What you should do:
Pick out every line with the word "Publik" and copy it.

--- BEGIN ---

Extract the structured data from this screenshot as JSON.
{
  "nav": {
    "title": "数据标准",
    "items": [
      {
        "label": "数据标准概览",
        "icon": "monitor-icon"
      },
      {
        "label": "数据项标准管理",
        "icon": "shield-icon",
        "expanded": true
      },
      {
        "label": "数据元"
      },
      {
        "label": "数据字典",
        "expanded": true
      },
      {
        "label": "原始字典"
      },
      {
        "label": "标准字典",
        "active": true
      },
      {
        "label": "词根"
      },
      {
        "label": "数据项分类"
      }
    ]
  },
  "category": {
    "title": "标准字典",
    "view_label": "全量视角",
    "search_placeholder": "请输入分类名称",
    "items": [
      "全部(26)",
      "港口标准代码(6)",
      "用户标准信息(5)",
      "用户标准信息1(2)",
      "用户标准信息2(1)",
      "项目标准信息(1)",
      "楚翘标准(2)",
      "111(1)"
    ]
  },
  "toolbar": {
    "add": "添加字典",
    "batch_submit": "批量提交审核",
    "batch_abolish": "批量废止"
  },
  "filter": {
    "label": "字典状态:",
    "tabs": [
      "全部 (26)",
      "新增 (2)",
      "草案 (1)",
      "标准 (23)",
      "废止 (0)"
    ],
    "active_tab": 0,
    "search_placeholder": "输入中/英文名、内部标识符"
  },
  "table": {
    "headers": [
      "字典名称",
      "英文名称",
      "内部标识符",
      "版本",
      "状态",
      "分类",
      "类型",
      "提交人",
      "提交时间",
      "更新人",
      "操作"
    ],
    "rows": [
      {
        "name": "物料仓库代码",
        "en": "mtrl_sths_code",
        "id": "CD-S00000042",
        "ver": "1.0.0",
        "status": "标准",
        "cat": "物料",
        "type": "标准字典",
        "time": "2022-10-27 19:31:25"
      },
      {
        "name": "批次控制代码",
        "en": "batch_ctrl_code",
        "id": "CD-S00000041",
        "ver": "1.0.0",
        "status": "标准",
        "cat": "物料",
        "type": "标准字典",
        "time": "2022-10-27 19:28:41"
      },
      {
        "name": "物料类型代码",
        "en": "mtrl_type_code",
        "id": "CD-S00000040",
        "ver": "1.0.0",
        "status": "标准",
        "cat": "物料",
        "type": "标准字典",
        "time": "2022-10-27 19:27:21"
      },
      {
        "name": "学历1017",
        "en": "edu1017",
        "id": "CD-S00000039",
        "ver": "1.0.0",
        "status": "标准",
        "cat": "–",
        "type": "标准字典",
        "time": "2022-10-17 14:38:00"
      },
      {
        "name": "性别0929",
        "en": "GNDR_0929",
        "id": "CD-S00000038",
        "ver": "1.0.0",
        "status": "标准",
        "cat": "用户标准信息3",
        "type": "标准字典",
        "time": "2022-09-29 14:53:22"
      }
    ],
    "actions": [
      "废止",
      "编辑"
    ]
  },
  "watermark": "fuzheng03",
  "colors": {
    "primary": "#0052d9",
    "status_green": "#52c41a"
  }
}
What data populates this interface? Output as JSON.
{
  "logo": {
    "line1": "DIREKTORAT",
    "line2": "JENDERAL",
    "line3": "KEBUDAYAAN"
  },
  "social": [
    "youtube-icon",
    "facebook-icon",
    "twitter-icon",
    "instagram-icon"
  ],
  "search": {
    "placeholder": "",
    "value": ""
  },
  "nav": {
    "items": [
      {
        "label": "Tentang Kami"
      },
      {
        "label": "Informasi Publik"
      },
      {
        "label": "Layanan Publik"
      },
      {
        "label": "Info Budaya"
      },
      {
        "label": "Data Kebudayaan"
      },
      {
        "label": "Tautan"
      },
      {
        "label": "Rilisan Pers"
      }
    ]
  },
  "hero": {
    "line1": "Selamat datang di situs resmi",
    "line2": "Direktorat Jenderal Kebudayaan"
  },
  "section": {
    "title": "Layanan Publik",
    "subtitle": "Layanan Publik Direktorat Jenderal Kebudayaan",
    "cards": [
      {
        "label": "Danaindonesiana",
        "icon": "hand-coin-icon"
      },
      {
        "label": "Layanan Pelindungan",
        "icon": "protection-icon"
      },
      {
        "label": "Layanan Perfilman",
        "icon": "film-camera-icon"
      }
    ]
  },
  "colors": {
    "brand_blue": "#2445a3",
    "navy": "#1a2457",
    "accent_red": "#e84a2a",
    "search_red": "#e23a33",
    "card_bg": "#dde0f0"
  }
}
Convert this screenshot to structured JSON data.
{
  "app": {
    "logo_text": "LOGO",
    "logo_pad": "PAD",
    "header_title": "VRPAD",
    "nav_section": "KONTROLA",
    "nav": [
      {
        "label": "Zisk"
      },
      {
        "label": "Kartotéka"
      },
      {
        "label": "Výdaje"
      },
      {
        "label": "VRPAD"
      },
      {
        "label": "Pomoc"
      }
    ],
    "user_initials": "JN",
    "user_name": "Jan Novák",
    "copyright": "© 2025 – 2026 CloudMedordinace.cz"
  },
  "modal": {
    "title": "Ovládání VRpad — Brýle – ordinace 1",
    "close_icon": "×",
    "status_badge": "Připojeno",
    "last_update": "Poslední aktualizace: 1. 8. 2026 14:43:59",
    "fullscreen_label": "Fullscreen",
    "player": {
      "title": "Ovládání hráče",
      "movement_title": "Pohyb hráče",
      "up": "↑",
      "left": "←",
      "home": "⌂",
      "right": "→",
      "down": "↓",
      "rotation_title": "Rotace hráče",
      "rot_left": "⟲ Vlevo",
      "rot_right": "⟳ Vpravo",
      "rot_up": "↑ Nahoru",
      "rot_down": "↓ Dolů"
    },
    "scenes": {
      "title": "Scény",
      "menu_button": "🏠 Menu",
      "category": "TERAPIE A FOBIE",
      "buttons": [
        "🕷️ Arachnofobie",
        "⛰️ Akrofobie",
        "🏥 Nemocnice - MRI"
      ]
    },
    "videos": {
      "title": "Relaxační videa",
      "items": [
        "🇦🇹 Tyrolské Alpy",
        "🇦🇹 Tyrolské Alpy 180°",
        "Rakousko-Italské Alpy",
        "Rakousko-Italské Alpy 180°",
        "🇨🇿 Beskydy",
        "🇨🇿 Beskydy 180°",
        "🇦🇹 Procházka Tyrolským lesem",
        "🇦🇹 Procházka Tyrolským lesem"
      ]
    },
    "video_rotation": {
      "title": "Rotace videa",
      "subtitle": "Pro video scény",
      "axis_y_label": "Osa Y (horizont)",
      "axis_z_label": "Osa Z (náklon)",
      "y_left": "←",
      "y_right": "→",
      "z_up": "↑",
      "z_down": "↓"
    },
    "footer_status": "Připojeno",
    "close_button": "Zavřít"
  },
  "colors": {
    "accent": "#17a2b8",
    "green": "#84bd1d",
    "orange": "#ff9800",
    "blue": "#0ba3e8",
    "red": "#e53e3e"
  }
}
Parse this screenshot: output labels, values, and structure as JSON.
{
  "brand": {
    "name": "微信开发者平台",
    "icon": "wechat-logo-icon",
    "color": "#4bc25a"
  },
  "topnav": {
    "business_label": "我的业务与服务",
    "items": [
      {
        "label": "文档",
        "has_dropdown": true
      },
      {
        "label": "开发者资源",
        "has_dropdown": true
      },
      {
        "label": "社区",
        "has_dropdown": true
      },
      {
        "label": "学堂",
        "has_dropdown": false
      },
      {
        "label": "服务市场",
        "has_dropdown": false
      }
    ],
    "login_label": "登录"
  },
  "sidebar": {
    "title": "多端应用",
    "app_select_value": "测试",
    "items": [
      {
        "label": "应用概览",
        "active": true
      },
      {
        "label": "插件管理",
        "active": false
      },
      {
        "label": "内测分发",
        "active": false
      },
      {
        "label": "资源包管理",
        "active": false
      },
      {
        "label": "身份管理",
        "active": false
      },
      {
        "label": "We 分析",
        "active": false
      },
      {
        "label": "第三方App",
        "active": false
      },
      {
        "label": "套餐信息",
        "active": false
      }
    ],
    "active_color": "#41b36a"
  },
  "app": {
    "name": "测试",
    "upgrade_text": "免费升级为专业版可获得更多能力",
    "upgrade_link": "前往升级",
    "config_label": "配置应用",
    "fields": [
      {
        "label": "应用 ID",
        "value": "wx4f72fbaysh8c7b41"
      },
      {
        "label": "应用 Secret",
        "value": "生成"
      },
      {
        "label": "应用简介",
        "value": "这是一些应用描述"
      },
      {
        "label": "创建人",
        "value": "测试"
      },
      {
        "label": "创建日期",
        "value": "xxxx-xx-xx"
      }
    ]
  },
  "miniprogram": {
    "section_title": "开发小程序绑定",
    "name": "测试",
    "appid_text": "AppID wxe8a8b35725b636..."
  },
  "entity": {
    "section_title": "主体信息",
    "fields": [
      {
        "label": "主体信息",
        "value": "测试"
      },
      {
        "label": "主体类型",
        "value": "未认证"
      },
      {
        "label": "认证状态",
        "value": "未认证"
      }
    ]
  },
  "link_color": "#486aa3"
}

--- END ---

Correct result:
        "label": "Informasi Publik"
        "label": "Layanan Publik"
    "title": "Layanan Publik",
    "subtitle": "Layanan Publik Direktorat Jenderal Kebudayaan",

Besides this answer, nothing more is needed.